A
liturgia do 25.º domingo do Tempo Comum no Ano C leva-nos a questionar-nos
sobre que valores escolhemos para basearem o nosso plano de vida e sobre que escolhas
temos de fazer para que a nossa vida não seja desperdiçada. E, desde logo, sugere
que escolhamos os valores duradouros e eternos, os valores do Reino, os valores
de Deus.
***
A primeira
leitura (Am 8,4-7) apresenta-nos a palavra de Amós, o profeta da
justiça social, que se dirige aos comerciantes sem escrúpulos, apostados em
“espezinhar os pobres” e em “eliminar os humildes da Terra”, avisando: “Deus
não esquecerá nenhuma das vossas obras.” A injustiça, a exploração dos pobres,
a humilhação dos mais fracos, a subversão da verdade, a escravização dos
irmãos, são a subversão completa do desígnio de Deus para o Mundo dos homens. Os
prevaricadores terão de prestar contas a Deus por essas opções.
O
profeta dirige-se aos que “espezinham o pobre” e querem “eliminar os humildes
da terra”. O contexto dá a entender que Amós se refere a comerciantes sem
escrúpulos, dominados pela ganância, que praticam toda a sorte de injustiças e
ilegalidades e função do lucro.
O
profeta começa por referir-se à hipocrisia religiosa dessa gente: no sábado e
noutras festas (por exemplo, na “lua nova”, de todos os meses), interrompem os
negócios, como a Lei ordena, mas aguardam, com enorme impaciência, o final do
dia festivo, para abrirem, novamente, os seus negócios e para retomarem as suas
especulações imorais. Depois, sem quaisquer rodeios, Amós denuncia o procedimento
desses comerciantes: roubam os clientes, usando balanças, medidas e pesos
falseados; vendem os pobres como escravos, muitas vezes, por causa de mesquinhas
dívidas; pagam aos trabalhadores salários miseráveis; aldrabam a qualidade dos
produtos, misturando as cascas com o trigo. É um quadro, duro, mas realista, de
uma sociedade doente, que se está a destruir com a obsessão do dinheiro e do
lucro.
O
profeta da justiça anuncia que Deus não está disposto a esquecer que vê tudo o
que está a acontecer, lesando os mais pobres e frágeis da sociedade. Com efeito,
a injustiça e a exploração do pobre constituem grosseira violação dos
compromissos de Israel, no âmbito da Aliança. Deus não permite que a ambição de
alguns condene muitos todos os outros filhos à vida de sofrimento e de miséria.

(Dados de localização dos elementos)
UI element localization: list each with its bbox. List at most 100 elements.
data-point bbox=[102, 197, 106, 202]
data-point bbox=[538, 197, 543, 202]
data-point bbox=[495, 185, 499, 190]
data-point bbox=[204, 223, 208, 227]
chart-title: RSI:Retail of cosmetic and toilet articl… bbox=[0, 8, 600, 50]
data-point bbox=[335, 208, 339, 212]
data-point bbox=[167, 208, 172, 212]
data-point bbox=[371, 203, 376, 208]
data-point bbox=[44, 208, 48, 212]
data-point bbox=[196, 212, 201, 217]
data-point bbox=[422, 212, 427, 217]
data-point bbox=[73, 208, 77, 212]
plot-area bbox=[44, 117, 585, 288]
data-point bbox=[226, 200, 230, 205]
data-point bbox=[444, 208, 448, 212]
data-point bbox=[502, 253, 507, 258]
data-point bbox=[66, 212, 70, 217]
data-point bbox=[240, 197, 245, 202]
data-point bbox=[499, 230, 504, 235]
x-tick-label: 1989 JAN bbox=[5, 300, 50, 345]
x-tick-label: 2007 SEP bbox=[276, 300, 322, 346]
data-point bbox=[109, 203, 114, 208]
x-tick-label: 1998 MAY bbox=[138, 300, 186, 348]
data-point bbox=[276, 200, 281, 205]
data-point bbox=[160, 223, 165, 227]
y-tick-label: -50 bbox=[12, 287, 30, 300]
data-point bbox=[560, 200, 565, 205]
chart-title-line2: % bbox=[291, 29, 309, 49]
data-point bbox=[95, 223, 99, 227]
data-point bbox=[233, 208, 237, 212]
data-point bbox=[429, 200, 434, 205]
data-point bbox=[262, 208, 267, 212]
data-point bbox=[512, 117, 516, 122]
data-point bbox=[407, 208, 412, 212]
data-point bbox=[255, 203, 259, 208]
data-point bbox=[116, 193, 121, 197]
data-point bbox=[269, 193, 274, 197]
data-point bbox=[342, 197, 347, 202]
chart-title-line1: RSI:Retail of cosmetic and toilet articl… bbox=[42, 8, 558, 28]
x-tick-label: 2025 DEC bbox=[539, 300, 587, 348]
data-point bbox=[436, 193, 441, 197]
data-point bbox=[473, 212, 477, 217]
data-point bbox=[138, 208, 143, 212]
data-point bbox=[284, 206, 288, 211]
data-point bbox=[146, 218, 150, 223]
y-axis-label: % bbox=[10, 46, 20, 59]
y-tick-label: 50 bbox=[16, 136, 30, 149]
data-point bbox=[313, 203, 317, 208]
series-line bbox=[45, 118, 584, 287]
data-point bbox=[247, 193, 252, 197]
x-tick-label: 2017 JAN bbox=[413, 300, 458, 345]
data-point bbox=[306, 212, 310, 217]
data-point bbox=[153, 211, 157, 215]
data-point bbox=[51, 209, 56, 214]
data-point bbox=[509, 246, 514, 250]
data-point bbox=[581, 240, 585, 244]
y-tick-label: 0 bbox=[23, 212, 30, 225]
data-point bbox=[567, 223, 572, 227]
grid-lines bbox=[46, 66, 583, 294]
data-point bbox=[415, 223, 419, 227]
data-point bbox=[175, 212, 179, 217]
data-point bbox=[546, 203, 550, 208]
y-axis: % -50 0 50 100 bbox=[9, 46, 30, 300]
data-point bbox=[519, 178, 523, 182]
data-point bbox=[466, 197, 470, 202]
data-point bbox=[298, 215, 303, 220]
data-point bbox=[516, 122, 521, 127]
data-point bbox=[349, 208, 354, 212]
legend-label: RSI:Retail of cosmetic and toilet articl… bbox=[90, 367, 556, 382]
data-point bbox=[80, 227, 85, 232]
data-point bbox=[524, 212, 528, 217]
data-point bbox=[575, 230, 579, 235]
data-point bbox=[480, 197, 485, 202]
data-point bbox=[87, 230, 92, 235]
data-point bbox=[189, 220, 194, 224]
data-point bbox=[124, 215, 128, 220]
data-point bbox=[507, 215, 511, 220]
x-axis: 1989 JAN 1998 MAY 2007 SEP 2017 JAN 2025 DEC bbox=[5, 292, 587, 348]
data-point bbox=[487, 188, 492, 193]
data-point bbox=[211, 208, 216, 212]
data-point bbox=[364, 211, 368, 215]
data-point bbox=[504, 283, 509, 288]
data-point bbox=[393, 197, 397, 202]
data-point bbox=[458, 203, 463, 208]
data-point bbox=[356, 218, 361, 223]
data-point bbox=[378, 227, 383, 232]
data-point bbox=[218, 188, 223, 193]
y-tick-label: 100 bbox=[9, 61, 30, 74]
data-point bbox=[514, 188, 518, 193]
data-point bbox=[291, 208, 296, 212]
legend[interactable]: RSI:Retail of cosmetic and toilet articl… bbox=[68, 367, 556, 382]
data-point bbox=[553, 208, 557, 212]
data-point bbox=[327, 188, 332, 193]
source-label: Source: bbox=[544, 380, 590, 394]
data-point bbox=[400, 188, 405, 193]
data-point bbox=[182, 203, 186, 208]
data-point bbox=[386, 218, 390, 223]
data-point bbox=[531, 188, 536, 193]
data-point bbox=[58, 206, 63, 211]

Tarefa pedida:
No excerto sobre a liturgia do 25.º domingo do Tempo Comum, de que forma os comerciantes aldrabam a qualidade dos produtos? Os registos não são necessários aqui.

Resposta à tarefa:
Misturam as cascas com o trigo.